### Directions for this task
Your task is to filter the data below down to the lines holding "content".

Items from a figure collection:

----------

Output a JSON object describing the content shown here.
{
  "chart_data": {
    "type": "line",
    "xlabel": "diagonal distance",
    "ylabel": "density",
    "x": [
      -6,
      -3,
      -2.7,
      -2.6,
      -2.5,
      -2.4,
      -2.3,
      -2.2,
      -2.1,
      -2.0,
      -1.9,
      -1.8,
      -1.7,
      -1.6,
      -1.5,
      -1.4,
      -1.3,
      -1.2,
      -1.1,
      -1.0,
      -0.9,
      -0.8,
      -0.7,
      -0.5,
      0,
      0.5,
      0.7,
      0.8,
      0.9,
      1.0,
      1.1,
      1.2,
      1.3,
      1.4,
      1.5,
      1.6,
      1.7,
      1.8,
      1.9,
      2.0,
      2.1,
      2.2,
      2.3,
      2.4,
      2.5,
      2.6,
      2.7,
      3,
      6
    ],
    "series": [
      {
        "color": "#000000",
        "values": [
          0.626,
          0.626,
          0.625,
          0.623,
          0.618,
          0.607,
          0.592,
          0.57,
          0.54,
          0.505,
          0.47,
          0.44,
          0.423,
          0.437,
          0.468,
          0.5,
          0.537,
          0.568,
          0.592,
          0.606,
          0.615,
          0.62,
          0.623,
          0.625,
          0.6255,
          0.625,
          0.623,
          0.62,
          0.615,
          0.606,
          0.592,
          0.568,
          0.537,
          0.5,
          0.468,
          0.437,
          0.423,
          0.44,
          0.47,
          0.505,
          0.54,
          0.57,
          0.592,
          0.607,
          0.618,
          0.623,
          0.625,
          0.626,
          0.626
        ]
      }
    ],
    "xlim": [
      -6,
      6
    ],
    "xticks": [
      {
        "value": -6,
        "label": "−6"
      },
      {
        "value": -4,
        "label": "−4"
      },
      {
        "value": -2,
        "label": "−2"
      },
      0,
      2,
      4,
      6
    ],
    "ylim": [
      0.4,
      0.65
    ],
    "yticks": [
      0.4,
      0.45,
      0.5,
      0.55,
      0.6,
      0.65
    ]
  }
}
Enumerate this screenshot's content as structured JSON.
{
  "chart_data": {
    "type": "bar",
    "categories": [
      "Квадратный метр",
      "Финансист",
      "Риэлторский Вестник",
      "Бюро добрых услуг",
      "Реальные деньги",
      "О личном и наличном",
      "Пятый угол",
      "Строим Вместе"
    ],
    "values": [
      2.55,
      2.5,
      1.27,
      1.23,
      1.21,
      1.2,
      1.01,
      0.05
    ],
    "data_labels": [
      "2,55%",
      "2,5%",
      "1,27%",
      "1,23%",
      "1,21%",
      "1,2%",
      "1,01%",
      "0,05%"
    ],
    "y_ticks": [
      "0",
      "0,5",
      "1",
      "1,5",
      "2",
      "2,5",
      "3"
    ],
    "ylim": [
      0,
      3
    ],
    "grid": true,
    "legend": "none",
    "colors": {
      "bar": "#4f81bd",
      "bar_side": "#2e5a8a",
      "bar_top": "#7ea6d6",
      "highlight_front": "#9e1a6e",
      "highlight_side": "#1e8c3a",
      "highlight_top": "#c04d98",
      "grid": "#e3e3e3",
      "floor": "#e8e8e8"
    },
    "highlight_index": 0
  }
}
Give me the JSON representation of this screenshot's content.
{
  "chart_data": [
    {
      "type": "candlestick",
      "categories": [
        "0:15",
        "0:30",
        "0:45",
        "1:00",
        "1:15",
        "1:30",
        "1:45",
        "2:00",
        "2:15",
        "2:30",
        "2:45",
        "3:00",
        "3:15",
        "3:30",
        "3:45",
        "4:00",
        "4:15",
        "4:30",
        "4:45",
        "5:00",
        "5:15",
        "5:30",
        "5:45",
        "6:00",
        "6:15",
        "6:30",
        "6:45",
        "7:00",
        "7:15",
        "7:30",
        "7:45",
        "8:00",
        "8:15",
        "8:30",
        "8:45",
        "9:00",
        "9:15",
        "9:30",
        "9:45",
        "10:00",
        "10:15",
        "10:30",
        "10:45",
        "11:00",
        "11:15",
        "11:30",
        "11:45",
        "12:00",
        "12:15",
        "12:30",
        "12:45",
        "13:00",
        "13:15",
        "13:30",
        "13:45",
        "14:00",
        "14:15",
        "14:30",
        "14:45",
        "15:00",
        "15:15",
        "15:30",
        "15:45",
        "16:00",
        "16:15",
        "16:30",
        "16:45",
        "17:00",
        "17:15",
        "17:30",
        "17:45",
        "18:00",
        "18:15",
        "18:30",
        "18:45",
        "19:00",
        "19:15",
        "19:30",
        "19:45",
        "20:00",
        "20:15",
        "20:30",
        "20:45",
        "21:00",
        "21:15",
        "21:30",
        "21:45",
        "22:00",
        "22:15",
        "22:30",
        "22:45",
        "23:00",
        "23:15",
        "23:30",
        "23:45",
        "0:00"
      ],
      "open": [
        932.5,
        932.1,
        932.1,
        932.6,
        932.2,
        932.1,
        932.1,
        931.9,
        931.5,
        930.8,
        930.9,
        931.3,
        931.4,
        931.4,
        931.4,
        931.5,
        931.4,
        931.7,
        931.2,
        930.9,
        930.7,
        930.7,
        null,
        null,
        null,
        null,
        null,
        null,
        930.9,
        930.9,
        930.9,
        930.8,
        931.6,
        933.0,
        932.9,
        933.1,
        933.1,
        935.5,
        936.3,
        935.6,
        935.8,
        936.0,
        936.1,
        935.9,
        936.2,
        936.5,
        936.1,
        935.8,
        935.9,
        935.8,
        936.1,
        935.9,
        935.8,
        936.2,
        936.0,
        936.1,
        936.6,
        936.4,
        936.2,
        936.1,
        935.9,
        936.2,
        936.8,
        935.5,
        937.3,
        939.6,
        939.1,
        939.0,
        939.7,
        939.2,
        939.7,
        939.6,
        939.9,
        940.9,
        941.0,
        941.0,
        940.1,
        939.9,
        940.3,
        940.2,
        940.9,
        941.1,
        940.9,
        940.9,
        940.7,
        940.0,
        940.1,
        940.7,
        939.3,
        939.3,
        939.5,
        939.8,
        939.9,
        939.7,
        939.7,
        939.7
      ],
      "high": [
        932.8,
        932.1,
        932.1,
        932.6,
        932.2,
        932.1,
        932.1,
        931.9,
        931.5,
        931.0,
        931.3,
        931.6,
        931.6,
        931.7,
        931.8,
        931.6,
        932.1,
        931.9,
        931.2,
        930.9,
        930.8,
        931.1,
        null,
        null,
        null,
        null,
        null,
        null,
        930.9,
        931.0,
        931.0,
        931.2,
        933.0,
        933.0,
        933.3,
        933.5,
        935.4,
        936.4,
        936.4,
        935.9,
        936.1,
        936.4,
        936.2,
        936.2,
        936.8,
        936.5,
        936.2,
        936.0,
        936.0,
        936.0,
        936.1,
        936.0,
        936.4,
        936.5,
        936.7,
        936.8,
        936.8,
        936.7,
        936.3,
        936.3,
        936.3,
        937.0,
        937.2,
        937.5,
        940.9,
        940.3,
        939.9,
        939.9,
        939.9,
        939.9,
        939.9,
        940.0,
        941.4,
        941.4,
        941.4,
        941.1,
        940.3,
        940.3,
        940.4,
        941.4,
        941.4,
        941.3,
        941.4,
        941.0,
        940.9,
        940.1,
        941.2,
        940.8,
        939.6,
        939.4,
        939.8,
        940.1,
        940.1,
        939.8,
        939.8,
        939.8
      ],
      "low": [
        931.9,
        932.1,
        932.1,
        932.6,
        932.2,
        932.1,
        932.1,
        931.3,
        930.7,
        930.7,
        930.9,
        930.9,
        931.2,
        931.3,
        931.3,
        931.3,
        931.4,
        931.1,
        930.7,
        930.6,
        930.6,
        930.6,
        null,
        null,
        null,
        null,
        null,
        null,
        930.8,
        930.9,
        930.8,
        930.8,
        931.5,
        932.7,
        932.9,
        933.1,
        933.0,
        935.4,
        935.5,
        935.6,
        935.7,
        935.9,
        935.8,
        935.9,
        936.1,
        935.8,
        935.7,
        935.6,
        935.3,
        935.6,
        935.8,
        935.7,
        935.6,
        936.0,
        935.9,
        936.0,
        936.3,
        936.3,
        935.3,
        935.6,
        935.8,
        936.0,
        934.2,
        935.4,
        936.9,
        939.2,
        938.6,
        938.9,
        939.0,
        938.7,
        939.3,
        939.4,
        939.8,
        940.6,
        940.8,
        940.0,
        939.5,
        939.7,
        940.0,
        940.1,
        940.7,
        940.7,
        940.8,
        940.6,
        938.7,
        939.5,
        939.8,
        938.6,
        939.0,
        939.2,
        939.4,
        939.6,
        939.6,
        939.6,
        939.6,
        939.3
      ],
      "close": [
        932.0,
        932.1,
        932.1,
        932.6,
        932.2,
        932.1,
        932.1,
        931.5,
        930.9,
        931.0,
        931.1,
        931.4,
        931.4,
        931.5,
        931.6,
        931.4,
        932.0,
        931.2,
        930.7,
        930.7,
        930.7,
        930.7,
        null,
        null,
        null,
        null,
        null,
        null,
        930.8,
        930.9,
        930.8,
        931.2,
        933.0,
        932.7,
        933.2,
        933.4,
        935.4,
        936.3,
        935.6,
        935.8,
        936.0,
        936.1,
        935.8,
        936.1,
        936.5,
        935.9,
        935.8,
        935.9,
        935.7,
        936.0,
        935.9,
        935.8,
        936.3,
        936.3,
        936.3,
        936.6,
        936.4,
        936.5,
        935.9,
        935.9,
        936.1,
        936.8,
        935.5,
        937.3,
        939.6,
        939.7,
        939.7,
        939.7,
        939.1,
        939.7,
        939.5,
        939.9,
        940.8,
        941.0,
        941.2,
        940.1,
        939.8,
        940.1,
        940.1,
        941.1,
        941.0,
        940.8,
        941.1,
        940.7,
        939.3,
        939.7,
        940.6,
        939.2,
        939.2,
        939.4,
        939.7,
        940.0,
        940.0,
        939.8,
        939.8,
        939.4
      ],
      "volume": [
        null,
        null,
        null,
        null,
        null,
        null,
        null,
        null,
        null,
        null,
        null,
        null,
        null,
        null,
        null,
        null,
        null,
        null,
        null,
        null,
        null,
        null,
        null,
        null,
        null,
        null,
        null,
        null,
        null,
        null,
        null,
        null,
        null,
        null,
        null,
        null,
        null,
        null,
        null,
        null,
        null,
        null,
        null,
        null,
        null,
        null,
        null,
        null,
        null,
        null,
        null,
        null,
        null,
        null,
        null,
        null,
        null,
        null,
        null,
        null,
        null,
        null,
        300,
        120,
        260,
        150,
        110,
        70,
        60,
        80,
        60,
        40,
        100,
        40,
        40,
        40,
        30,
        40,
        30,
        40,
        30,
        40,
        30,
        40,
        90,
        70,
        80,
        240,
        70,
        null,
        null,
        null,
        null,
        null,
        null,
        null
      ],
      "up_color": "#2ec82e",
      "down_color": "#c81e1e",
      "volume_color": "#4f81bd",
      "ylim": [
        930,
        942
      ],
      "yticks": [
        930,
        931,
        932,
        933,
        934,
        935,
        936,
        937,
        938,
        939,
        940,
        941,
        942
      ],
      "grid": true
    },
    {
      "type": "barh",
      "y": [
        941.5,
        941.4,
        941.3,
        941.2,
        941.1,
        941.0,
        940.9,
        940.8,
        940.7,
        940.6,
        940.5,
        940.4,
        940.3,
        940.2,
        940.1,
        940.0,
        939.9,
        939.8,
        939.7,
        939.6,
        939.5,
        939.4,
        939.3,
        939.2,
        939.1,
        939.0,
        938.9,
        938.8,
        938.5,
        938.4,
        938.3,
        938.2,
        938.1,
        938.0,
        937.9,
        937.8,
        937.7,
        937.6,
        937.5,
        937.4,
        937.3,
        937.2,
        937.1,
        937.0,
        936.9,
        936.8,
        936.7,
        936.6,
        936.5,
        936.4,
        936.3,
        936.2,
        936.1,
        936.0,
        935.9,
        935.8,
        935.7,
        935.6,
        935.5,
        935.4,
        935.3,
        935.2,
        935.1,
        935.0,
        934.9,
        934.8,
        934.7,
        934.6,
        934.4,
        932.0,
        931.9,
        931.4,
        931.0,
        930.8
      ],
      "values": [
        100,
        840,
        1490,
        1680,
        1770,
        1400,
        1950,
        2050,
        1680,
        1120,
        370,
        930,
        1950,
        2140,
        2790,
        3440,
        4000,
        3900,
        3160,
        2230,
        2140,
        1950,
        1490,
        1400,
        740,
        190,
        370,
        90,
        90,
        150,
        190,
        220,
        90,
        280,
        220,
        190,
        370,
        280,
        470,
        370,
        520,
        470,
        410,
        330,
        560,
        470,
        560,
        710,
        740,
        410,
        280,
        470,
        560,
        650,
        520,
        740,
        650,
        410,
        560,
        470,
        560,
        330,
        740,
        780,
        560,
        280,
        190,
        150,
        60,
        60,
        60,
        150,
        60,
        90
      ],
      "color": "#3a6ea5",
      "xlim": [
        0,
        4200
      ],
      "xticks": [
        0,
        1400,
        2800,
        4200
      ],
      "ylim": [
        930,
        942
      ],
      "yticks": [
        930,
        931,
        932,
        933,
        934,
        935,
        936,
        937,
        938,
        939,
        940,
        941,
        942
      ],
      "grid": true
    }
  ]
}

----------

### Response to the exercise
Output a JSON object describing the content shown here.
Enumerate this screenshot's content as structured JSON.
Give me the JSON representation of this screenshot's content.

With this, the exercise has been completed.